What the task requires: Keep the pictures out of the copy and print all the entries below exactly.

----- Dataset entries

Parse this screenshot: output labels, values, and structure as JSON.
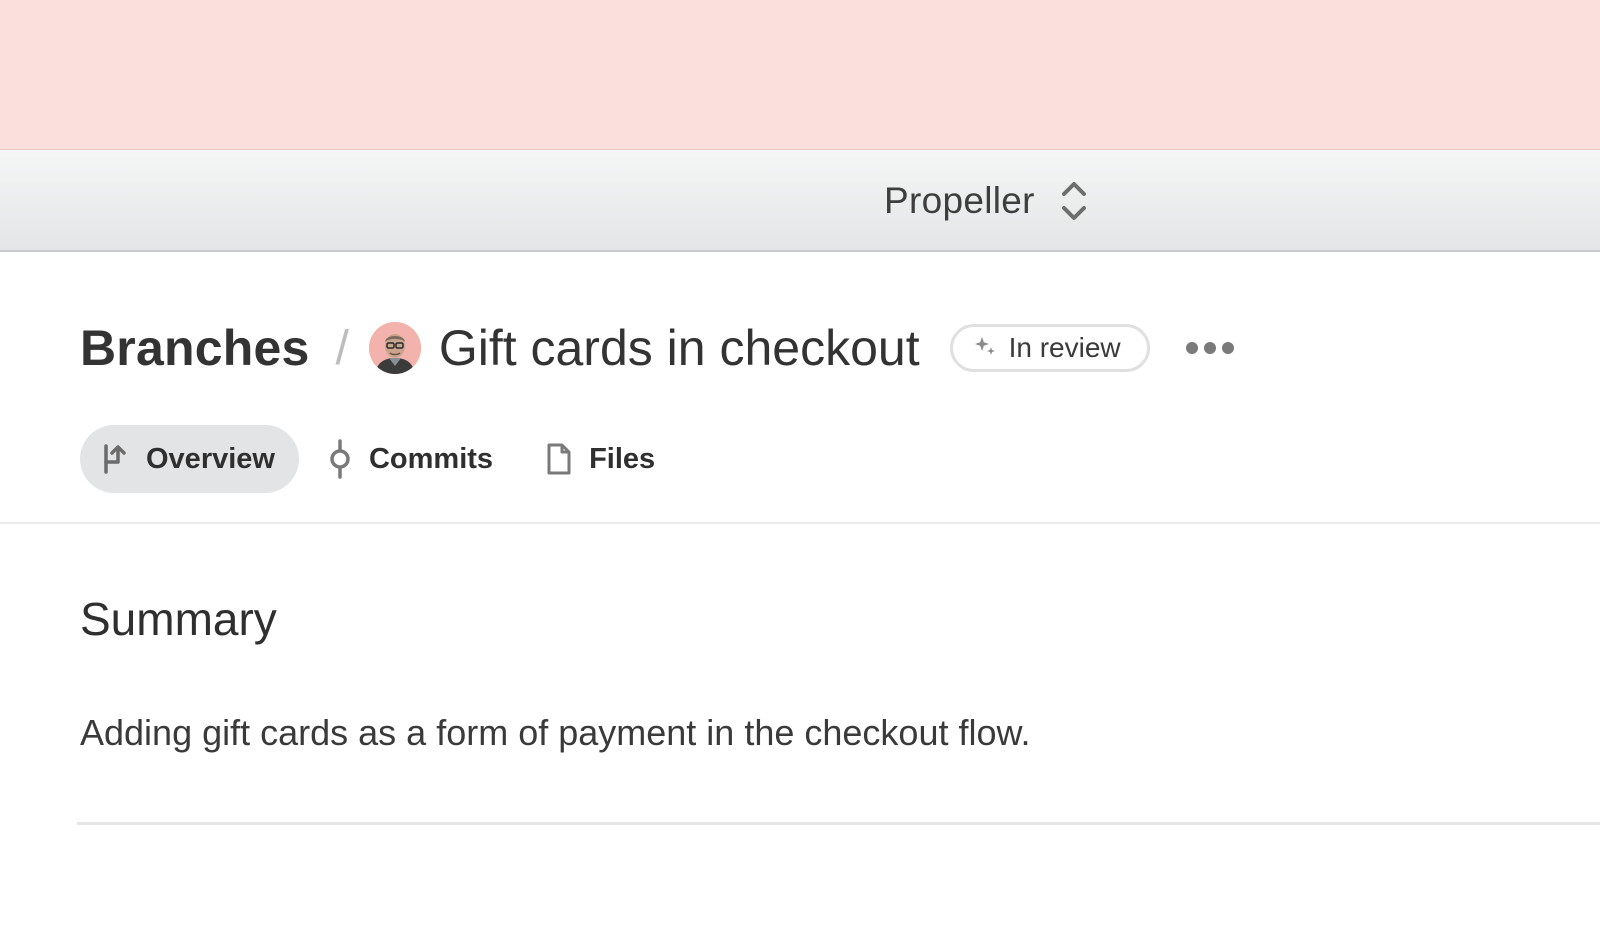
{
  "title_bar": {
    "project_name": "Propeller",
    "switcher_icon": "chevron-up-down-icon"
  },
  "header": {
    "breadcrumb_root": "Branches",
    "breadcrumb_separator": "/",
    "branch_title": "Gift cards in checkout",
    "status": {
      "label": "In review",
      "icon": "sparkle-icon"
    },
    "more_icon": "ellipsis-icon"
  },
  "tabs": [
    {
      "label": "Overview",
      "icon": "branch-merge-icon",
      "active": true
    },
    {
      "label": "Commits",
      "icon": "commit-icon",
      "active": false
    },
    {
      "label": "Files",
      "icon": "file-icon",
      "active": false
    }
  ],
  "summary": {
    "heading": "Summary",
    "text": "Adding gift cards as a form of payment in the checkout flow."
  },
  "colors": {
    "top_band": "#fbdfdc",
    "active_tab_bg": "#e3e4e5",
    "text": "#333333"
  }
}
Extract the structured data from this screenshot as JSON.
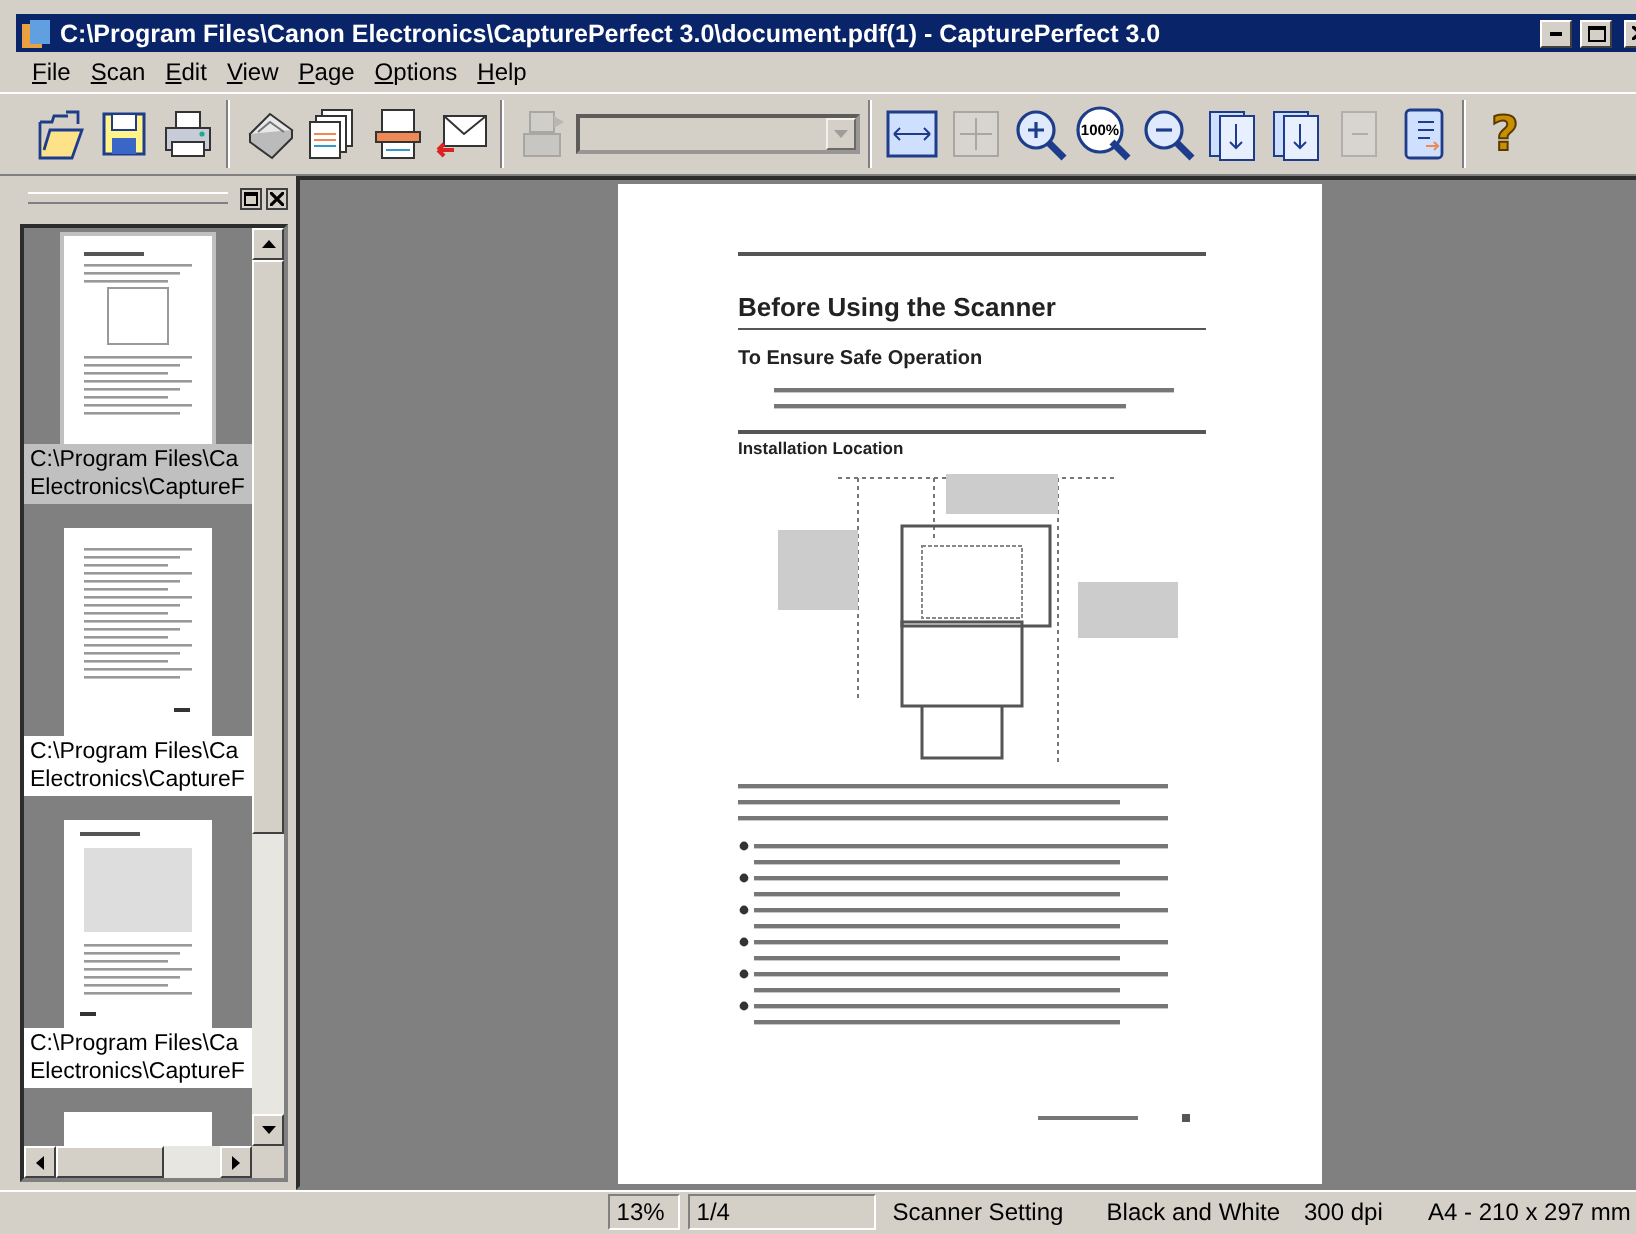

----------

Written reply:
Parse this screenshot: output labels, values, and structure as JSON.
{
  "title_bar": {
    "project_name": "Propeller",
    "switcher_icon": "chevron-up-down-icon"
  },
  "header": {
    "breadcrumb_root": "Branches",
    "breadcrumb_separator": "/",
    "branch_title": "Gift cards in checkout",
    "status": {
      "label": "In review",
      "icon": "sparkle-icon"
    },
    "more_icon": "ellipsis-icon"
  },
  "tabs": [
    {
      "label": "Overview",
      "icon": "branch-merge-icon",
      "active": true
    },
    {
      "label": "Commits",
      "icon": "commit-icon",
      "active": false
    },
    {
      "label": "Files",
      "icon": "file-icon",
      "active": false
    }
  ],
  "summary": {
    "heading": "Summary",
    "text": "Adding gift cards as a form of payment in the checkout flow."
  },
  "colors": {
    "top_band": "#fbdfdc",
    "active_tab_bg": "#e3e4e5",
    "text": "#333333"
  }
}
Extract the structured data from this screenshot as JSON.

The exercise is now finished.